**TASK GOAL:** Restate the records that follow word for word; no pictures should appear.

(Saved entries)
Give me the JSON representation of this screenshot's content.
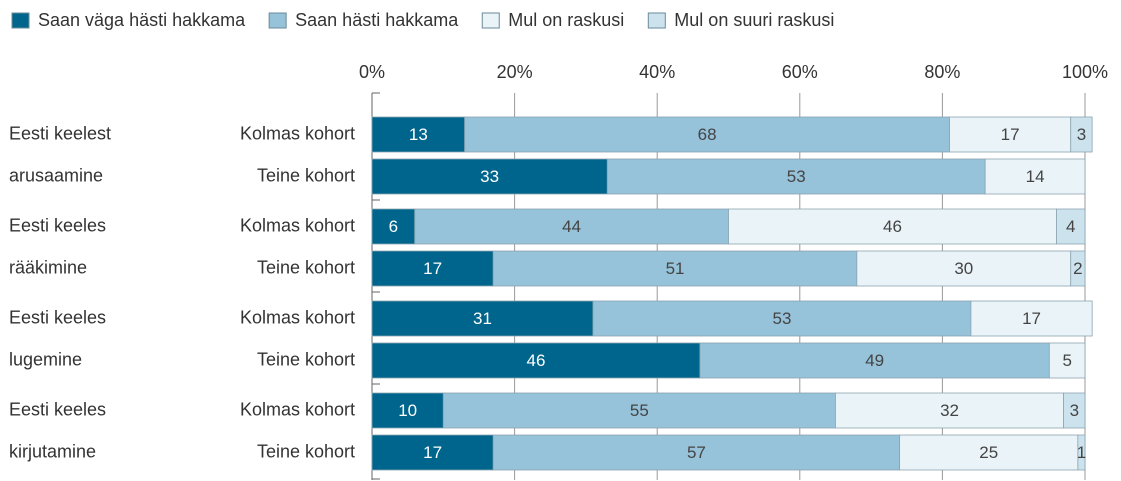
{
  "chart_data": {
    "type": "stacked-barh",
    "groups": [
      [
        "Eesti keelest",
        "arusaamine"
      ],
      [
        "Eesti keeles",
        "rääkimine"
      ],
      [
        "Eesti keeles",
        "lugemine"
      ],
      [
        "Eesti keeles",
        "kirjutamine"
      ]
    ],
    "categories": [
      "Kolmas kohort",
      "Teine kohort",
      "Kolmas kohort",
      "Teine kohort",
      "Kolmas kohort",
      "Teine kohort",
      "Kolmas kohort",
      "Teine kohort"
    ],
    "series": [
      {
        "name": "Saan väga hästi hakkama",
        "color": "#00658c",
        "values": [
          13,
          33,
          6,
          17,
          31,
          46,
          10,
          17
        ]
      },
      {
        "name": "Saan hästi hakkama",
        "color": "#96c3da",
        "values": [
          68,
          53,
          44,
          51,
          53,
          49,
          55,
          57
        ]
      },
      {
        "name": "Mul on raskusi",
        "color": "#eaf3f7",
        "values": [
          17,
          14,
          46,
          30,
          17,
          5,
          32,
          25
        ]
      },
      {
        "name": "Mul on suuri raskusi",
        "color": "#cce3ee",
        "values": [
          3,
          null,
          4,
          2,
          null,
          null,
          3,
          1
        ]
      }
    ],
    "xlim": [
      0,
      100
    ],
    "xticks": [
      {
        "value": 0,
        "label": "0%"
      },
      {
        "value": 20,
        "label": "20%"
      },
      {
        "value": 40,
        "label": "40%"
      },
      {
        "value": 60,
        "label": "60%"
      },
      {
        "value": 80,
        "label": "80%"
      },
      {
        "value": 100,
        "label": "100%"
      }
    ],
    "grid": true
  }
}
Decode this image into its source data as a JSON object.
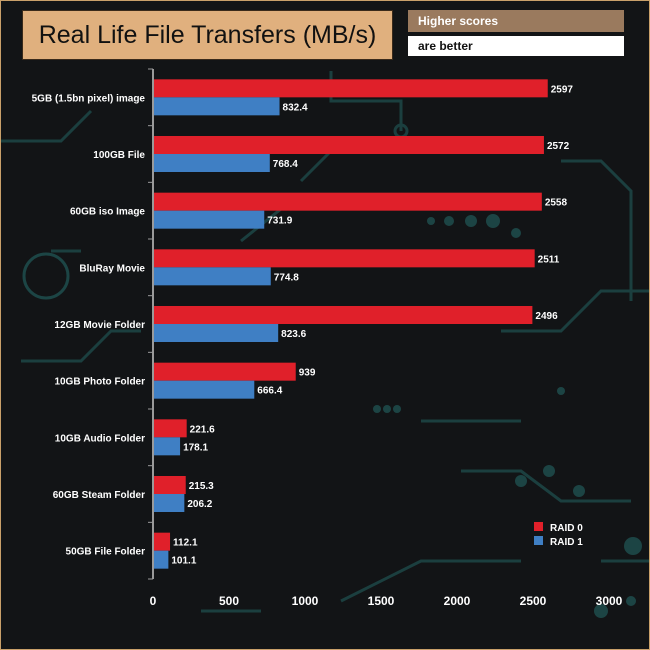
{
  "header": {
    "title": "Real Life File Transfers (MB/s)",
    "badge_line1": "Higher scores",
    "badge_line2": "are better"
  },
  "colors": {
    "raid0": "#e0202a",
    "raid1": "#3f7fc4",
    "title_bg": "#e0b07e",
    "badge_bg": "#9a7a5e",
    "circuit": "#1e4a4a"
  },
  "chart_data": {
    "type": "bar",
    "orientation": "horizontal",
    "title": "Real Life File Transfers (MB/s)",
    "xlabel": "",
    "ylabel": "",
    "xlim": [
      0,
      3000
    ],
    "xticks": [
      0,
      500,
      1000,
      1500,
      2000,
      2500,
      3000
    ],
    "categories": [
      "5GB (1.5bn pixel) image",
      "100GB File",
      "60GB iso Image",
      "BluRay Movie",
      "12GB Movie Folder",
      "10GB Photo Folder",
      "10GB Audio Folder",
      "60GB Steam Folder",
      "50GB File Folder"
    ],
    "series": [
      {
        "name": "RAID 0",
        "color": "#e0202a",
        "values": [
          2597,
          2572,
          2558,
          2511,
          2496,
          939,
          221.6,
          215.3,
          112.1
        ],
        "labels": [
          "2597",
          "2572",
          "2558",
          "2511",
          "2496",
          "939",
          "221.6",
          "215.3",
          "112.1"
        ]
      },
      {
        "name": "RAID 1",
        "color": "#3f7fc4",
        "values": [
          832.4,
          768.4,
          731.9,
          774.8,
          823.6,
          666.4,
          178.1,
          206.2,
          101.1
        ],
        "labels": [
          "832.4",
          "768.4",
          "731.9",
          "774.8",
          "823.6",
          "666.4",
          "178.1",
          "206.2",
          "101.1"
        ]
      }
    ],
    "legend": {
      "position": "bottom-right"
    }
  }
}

**EXERCISE SOLUTION:**
Give me the JSON representation of this screenshot's content.
{
  "chart_data": {
    "type": "stacked-barh",
    "groups": [
      [
        "Eesti keelest",
        "arusaamine"
      ],
      [
        "Eesti keeles",
        "rääkimine"
      ],
      [
        "Eesti keeles",
        "lugemine"
      ],
      [
        "Eesti keeles",
        "kirjutamine"
      ]
    ],
    "categories": [
      "Kolmas kohort",
      "Teine kohort",
      "Kolmas kohort",
      "Teine kohort",
      "Kolmas kohort",
      "Teine kohort",
      "Kolmas kohort",
      "Teine kohort"
    ],
    "series": [
      {
        "name": "Saan väga hästi hakkama",
        "color": "#00658c",
        "values": [
          13,
          33,
          6,
          17,
          31,
          46,
          10,
          17
        ]
      },
      {
        "name": "Saan hästi hakkama",
        "color": "#96c3da",
        "values": [
          68,
          53,
          44,
          51,
          53,
          49,
          55,
          57
        ]
      },
      {
        "name": "Mul on raskusi",
        "color": "#eaf3f7",
        "values": [
          17,
          14,
          46,
          30,
          17,
          5,
          32,
          25
        ]
      },
      {
        "name": "Mul on suuri raskusi",
        "color": "#cce3ee",
        "values": [
          3,
          null,
          4,
          2,
          null,
          null,
          3,
          1
        ]
      }
    ],
    "xlim": [
      0,
      100
    ],
    "xticks": [
      {
        "value": 0,
        "label": "0%"
      },
      {
        "value": 20,
        "label": "20%"
      },
      {
        "value": 40,
        "label": "40%"
      },
      {
        "value": 60,
        "label": "60%"
      },
      {
        "value": 80,
        "label": "80%"
      },
      {
        "value": 100,
        "label": "100%"
      }
    ],
    "grid": true
  }
}
Decode this image into its source data as a JSON object.
{
  "header": {
    "title": "Real Life File Transfers (MB/s)",
    "badge_line1": "Higher scores",
    "badge_line2": "are better"
  },
  "colors": {
    "raid0": "#e0202a",
    "raid1": "#3f7fc4",
    "title_bg": "#e0b07e",
    "badge_bg": "#9a7a5e",
    "circuit": "#1e4a4a"
  },
  "chart_data": {
    "type": "bar",
    "orientation": "horizontal",
    "title": "Real Life File Transfers (MB/s)",
    "xlabel": "",
    "ylabel": "",
    "xlim": [
      0,
      3000
    ],
    "xticks": [
      0,
      500,
      1000,
      1500,
      2000,
      2500,
      3000
    ],
    "categories": [
      "5GB (1.5bn pixel) image",
      "100GB File",
      "60GB iso Image",
      "BluRay Movie",
      "12GB Movie Folder",
      "10GB Photo Folder",
      "10GB Audio Folder",
      "60GB Steam Folder",
      "50GB File Folder"
    ],
    "series": [
      {
        "name": "RAID 0",
        "color": "#e0202a",
        "values": [
          2597,
          2572,
          2558,
          2511,
          2496,
          939,
          221.6,
          215.3,
          112.1
        ],
        "labels": [
          "2597",
          "2572",
          "2558",
          "2511",
          "2496",
          "939",
          "221.6",
          "215.3",
          "112.1"
        ]
      },
      {
        "name": "RAID 1",
        "color": "#3f7fc4",
        "values": [
          832.4,
          768.4,
          731.9,
          774.8,
          823.6,
          666.4,
          178.1,
          206.2,
          101.1
        ],
        "labels": [
          "832.4",
          "768.4",
          "731.9",
          "774.8",
          "823.6",
          "666.4",
          "178.1",
          "206.2",
          "101.1"
        ]
      }
    ],
    "legend": {
      "position": "bottom-right"
    }
  }
}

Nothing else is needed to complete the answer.